**TEXT EXCERPT**:

Oil and condensate analysis

Data from analysis of oils and condensates can contribute to the effective development and management of petroleum fields. These data also can be essential for equity studies and for environmental or pollution cases. Table 1 provides a quick reference to common questions that can be answered with the use of oil and condensate analyses. However, chemical analysis data, such as provided by gas chromatography, must be integrated with geological, engineering, and wellsite information to make these interpretations (Figure 1).

**Table 1** Development geology and engineering questions answered by oil and condensate analyses
Situation	Questions	Analysis
Oil on pits	Drilling additive or contaminant or formation fluid	GC
Oil show in core or cuttings	Oil quality and source	GC, HPLC, and GCMS
Unknown source rock for oil	Expected oil or unexpected oil (new play)	Bulk properties, GC, HPLC, GCMS, and carbon isotopes
Poor production test flow rates	Low viscosity (due to oil source or biodegradation) or high wax paraffinic	Bulk properties, GC, and HPLC
Casing leak	Producing zone oil or new zone	GC and carbon isotopes
Reservoir continuity	Lateral or vertical continuity	GC
Monitor multizone production	Production allocation (well head samples, low cost)	GC
Workover evaluation	New oil (zone) or same oil	GC

Sampling[edit]

Figure 1 Flow diagram showing the basic steps followed in oil-oil correlations using gas chromatography.

**DATA UNDER STUDY**:
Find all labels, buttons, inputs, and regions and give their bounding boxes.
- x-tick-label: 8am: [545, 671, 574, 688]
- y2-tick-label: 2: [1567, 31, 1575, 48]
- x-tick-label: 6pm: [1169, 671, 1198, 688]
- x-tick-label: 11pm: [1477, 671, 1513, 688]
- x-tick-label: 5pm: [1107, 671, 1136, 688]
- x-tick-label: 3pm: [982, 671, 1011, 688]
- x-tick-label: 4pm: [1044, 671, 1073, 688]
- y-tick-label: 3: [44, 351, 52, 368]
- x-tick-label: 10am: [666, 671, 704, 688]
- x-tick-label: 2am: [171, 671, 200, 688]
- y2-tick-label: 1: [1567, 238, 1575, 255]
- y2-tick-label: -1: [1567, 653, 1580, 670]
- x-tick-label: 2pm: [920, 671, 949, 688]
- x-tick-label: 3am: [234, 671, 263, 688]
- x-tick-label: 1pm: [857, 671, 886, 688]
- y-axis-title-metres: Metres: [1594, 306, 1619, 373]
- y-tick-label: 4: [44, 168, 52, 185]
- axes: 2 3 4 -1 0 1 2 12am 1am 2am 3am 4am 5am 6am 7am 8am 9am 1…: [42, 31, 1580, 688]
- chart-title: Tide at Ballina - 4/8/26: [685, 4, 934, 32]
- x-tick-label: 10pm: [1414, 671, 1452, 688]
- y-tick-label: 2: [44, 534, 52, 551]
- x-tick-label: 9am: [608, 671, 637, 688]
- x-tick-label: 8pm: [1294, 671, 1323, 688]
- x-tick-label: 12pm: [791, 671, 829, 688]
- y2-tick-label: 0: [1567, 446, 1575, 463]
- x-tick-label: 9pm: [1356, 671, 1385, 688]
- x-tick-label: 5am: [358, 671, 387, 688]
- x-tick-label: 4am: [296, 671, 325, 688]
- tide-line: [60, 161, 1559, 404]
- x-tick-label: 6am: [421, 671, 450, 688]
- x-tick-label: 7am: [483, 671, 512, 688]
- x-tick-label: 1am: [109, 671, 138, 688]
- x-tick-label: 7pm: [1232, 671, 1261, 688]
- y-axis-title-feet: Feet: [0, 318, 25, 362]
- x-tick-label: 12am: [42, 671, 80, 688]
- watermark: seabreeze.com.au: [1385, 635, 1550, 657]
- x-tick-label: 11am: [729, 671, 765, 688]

**WHAT IS NEEDED**: In the oil and condensate analysis text, which analyses does Table 1 list for a casing leak?

**EXPECTED OUTPUT**: GC and carbon isotopes.